INSTRUCTIONS TO FOLLOW: Copy all lines that contain the word "screenshot".

ENTRIES:
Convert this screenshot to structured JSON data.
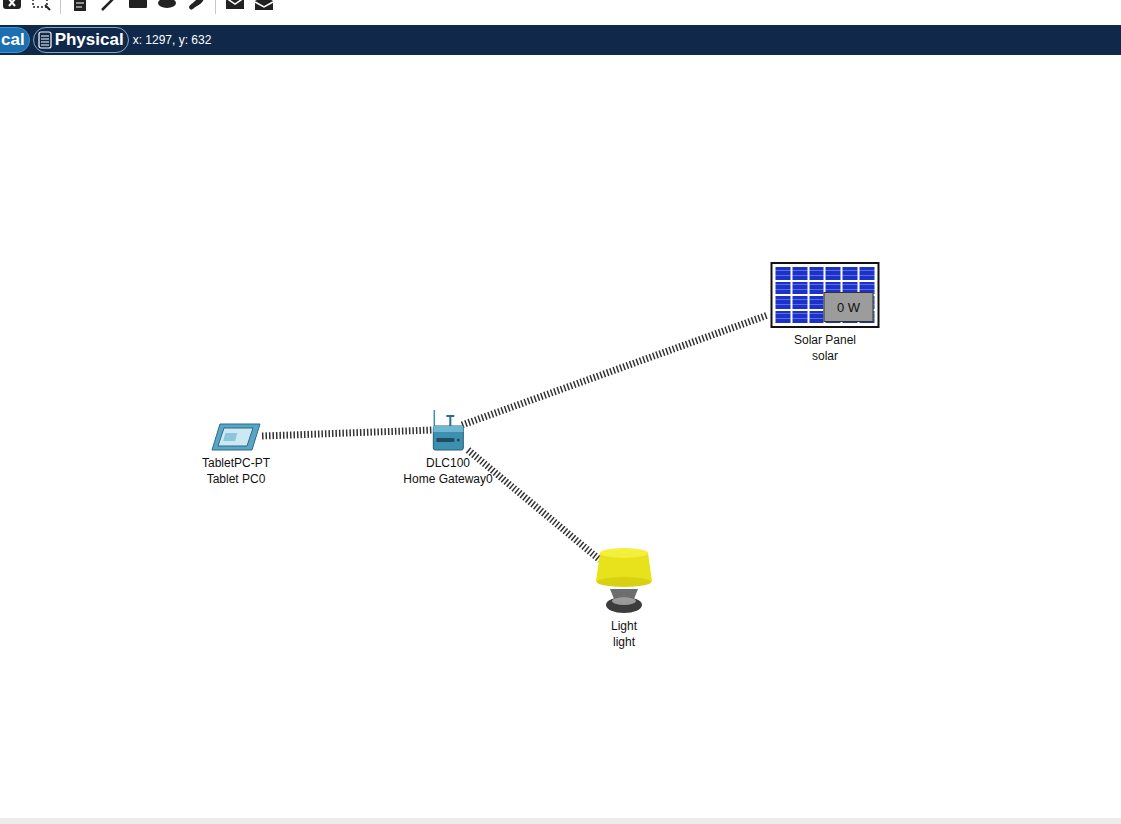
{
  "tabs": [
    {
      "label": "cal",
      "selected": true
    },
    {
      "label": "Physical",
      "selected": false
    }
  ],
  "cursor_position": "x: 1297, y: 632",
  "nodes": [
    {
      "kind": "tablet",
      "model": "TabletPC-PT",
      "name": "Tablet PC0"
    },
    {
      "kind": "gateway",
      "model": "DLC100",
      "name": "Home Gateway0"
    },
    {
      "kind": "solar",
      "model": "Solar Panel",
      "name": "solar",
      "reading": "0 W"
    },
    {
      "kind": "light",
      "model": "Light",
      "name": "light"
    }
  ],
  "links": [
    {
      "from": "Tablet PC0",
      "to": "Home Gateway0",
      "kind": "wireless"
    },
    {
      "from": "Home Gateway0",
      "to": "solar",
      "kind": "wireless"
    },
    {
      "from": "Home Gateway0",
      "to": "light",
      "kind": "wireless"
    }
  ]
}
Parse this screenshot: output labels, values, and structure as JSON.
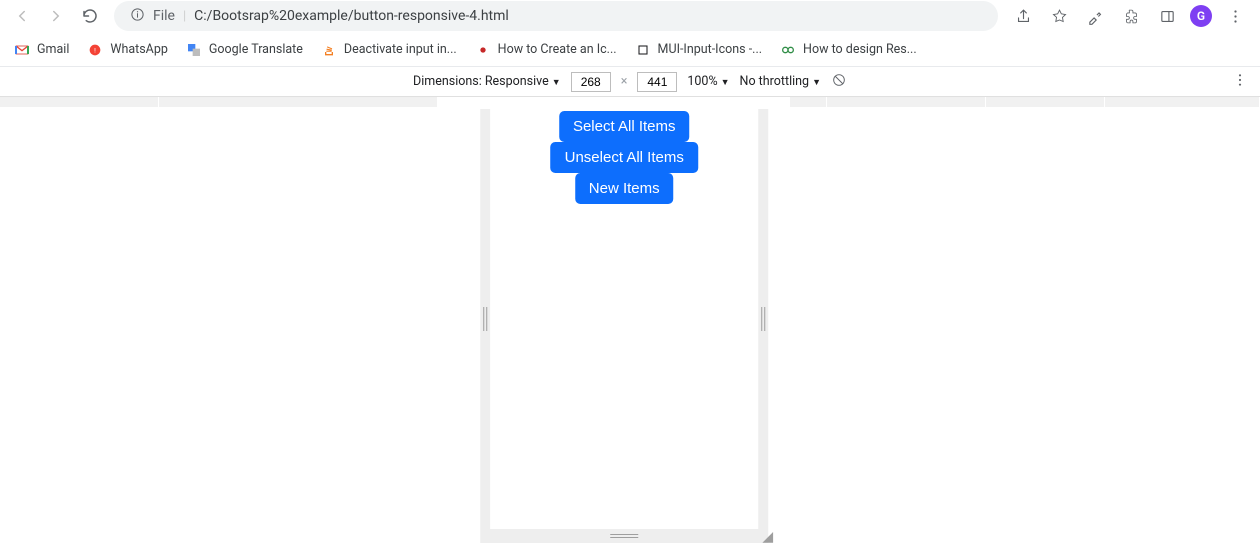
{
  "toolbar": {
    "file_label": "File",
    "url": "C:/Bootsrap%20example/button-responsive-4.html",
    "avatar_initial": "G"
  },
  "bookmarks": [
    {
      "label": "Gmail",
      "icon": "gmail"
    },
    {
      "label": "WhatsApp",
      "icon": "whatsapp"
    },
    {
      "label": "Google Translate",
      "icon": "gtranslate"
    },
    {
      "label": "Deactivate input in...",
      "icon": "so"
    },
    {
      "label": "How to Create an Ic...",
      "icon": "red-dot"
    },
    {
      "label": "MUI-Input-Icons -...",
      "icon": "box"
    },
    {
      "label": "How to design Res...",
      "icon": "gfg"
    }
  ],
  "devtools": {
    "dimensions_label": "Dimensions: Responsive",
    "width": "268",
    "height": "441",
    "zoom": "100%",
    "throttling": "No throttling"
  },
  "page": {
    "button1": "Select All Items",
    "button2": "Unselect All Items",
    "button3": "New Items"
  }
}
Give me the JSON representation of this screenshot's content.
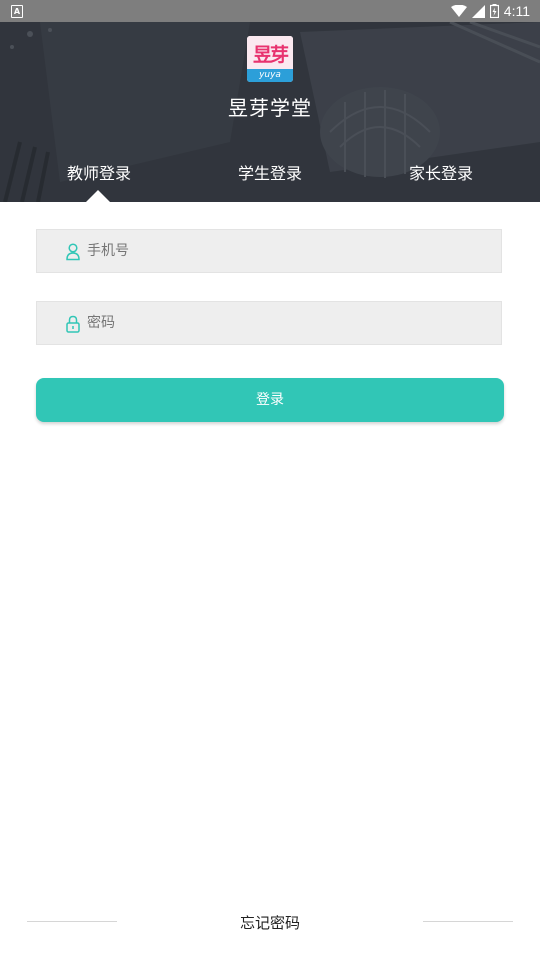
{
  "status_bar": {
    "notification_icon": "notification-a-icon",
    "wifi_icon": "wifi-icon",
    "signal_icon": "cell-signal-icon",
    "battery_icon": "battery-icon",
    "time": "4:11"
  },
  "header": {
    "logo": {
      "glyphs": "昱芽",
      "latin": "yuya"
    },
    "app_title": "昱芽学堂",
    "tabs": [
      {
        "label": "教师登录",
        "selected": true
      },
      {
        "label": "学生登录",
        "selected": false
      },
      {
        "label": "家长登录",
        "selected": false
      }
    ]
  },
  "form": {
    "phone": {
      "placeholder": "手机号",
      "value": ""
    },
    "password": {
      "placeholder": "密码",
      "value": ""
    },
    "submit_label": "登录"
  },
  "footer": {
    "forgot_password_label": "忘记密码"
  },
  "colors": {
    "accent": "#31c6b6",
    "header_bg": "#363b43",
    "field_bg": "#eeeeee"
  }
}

--

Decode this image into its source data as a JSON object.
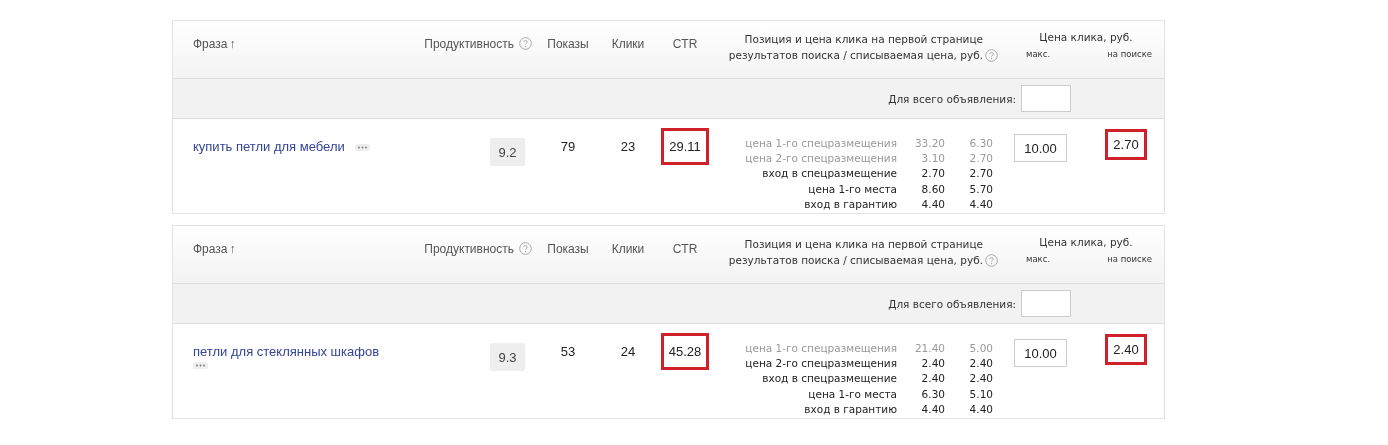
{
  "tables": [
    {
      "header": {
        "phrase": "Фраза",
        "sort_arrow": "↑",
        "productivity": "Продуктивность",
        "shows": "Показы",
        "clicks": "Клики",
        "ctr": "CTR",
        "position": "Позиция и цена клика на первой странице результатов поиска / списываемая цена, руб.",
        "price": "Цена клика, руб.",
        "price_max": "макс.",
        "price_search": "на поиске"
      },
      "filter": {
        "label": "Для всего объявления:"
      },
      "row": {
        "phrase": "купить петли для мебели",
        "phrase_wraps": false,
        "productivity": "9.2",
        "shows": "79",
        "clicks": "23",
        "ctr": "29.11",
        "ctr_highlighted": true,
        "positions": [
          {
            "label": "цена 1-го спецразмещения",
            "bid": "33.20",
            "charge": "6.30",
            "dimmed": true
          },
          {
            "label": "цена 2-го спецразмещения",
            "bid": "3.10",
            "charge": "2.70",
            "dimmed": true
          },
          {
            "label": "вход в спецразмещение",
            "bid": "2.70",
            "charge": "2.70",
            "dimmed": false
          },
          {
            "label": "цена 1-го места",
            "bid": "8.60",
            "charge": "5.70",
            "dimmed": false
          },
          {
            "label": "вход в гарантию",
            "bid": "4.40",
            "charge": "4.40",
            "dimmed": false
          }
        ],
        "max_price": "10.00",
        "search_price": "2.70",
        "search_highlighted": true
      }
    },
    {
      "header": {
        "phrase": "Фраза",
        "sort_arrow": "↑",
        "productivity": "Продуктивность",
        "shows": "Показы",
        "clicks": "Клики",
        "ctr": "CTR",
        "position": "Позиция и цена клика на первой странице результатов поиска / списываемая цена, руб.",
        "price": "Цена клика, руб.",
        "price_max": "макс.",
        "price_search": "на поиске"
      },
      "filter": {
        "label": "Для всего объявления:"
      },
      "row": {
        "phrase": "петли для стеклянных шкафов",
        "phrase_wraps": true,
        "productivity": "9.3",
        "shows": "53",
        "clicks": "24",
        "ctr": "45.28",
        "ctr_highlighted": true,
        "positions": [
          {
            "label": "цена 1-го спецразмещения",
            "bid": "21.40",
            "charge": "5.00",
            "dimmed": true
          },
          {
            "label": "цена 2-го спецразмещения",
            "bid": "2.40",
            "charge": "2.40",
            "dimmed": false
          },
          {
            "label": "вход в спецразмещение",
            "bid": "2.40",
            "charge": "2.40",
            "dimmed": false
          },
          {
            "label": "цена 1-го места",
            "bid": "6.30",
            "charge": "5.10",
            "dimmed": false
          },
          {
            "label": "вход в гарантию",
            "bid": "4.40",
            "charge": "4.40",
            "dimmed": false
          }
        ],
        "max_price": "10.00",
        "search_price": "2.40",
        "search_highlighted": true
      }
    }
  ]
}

SOLVED EXERCISE:
Convert this screenshot to structured JSON data.
Parse this screenshot: output labels, values, and structure as JSON.
Give me the JSON representation of this screenshot's content.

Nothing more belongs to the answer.